**** WORKING DATA

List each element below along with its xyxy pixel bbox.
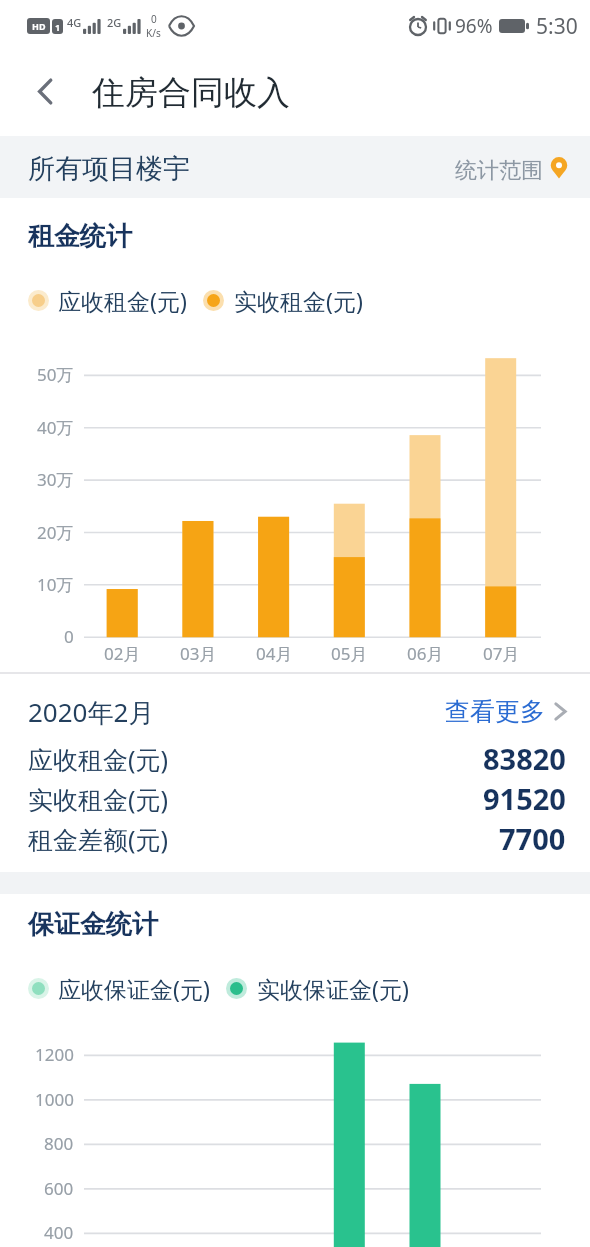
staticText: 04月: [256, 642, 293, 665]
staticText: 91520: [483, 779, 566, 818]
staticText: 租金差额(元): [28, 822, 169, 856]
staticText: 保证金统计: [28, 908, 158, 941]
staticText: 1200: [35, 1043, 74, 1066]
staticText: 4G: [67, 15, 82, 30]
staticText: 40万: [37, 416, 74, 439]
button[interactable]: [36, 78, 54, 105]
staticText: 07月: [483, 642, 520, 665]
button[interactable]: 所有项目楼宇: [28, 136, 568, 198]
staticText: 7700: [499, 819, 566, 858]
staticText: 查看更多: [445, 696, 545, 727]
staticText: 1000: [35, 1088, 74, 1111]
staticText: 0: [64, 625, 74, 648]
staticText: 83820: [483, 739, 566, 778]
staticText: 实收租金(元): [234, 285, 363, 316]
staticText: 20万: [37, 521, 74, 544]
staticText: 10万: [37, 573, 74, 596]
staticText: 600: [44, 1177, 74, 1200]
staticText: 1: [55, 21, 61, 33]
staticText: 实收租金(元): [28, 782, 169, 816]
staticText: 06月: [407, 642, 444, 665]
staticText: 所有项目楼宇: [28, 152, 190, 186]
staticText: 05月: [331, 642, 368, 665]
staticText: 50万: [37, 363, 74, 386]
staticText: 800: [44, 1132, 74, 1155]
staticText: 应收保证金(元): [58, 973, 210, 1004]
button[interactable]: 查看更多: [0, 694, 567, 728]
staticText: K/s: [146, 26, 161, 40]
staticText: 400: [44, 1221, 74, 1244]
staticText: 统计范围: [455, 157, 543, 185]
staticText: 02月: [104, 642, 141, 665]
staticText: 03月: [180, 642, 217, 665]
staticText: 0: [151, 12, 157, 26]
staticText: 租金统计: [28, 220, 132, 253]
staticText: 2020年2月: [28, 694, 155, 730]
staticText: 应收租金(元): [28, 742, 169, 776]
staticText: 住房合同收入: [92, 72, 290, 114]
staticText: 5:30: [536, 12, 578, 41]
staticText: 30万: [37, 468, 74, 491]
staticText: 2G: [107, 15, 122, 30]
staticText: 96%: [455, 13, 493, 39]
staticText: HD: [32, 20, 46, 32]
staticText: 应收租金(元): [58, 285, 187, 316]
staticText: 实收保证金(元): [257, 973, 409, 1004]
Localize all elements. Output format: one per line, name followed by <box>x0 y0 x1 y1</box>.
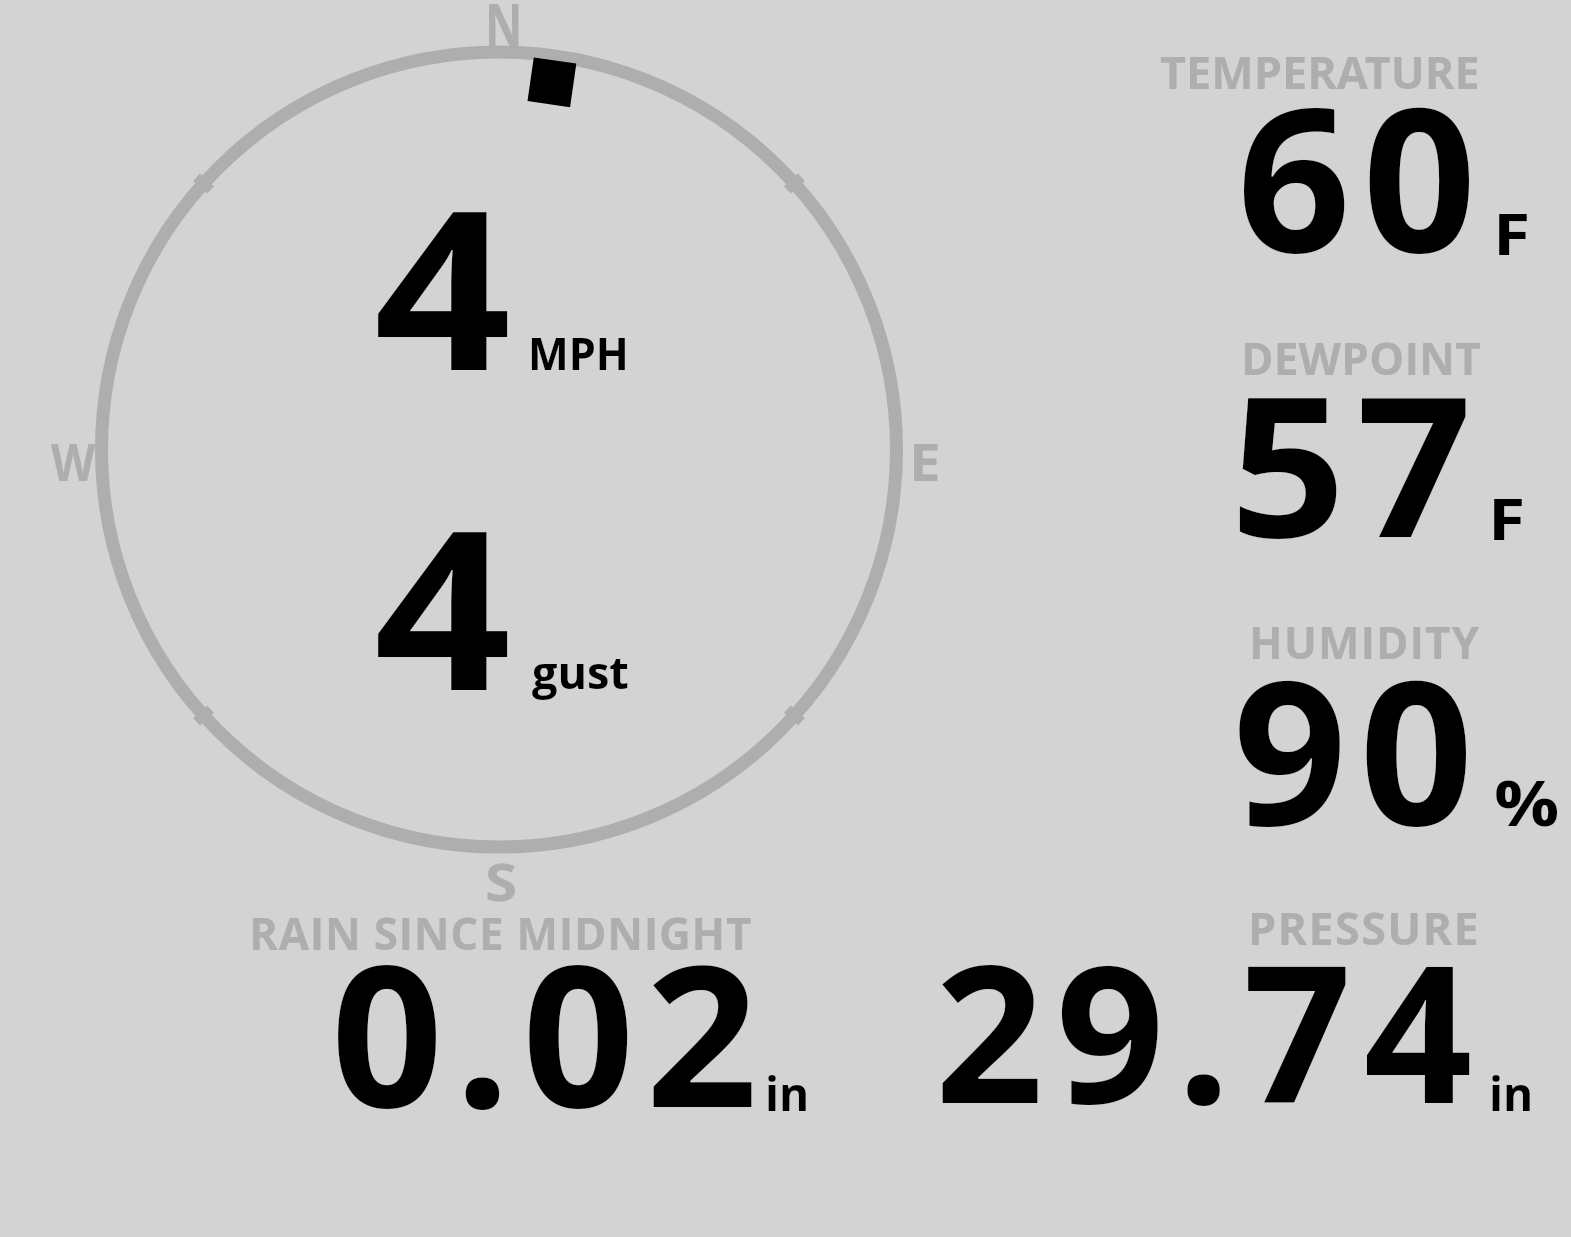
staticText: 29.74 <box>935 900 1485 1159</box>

********

YOUR GOAL - Please reproduce every line of the entries above word for word, omitting the pictures.

RESPONSE FOR THIS EXERCISE -
List each element below along with its xyxy pixel bbox.
staticText: 04月: [256, 642, 293, 665]
staticText: 91520: [483, 779, 566, 818]
staticText: 租金差额(元): [28, 822, 169, 856]
staticText: 保证金统计: [28, 908, 158, 941]
staticText: 1200: [35, 1043, 74, 1066]
staticText: 4G: [67, 15, 82, 30]
staticText: 40万: [37, 416, 74, 439]
button[interactable]: [36, 78, 54, 105]
staticText: 07月: [483, 642, 520, 665]
button[interactable]: 所有项目楼宇: [28, 136, 568, 198]
staticText: 7700: [499, 819, 566, 858]
staticText: 查看更多: [445, 696, 545, 727]
staticText: 1000: [35, 1088, 74, 1111]
staticText: 0: [64, 625, 74, 648]
staticText: 83820: [483, 739, 566, 778]
staticText: 实收租金(元): [234, 285, 363, 316]
staticText: 20万: [37, 521, 74, 544]
staticText: 10万: [37, 573, 74, 596]
staticText: 600: [44, 1177, 74, 1200]
staticText: 1: [55, 21, 61, 33]
staticText: 实收租金(元): [28, 782, 169, 816]
staticText: 06月: [407, 642, 444, 665]
staticText: 所有项目楼宇: [28, 152, 190, 186]
staticText: 05月: [331, 642, 368, 665]
staticText: 50万: [37, 363, 74, 386]
staticText: 800: [44, 1132, 74, 1155]
staticText: 应收保证金(元): [58, 973, 210, 1004]
button[interactable]: 查看更多: [0, 694, 567, 728]
staticText: K/s: [146, 26, 161, 40]
staticText: 400: [44, 1221, 74, 1244]
staticText: 统计范围: [455, 157, 543, 185]
staticText: 02月: [104, 642, 141, 665]
staticText: 03月: [180, 642, 217, 665]
staticText: 0: [151, 12, 157, 26]
staticText: 租金统计: [28, 220, 132, 253]
staticText: 2020年2月: [28, 694, 155, 730]
staticText: 应收租金(元): [28, 742, 169, 776]
staticText: 住房合同收入: [92, 72, 290, 114]
staticText: 5:30: [536, 12, 578, 41]
staticText: 30万: [37, 468, 74, 491]
staticText: 2G: [107, 15, 122, 30]
staticText: 96%: [455, 13, 493, 39]
staticText: HD: [32, 20, 46, 32]
staticText: 应收租金(元): [58, 285, 187, 316]
staticText: 实收保证金(元): [257, 973, 409, 1004]
Localize all elements. Output format: one per line, name followed by <box>x0 y0 x1 y1</box>.
staticText: 29.74 <box>935 900 1485 1159</box>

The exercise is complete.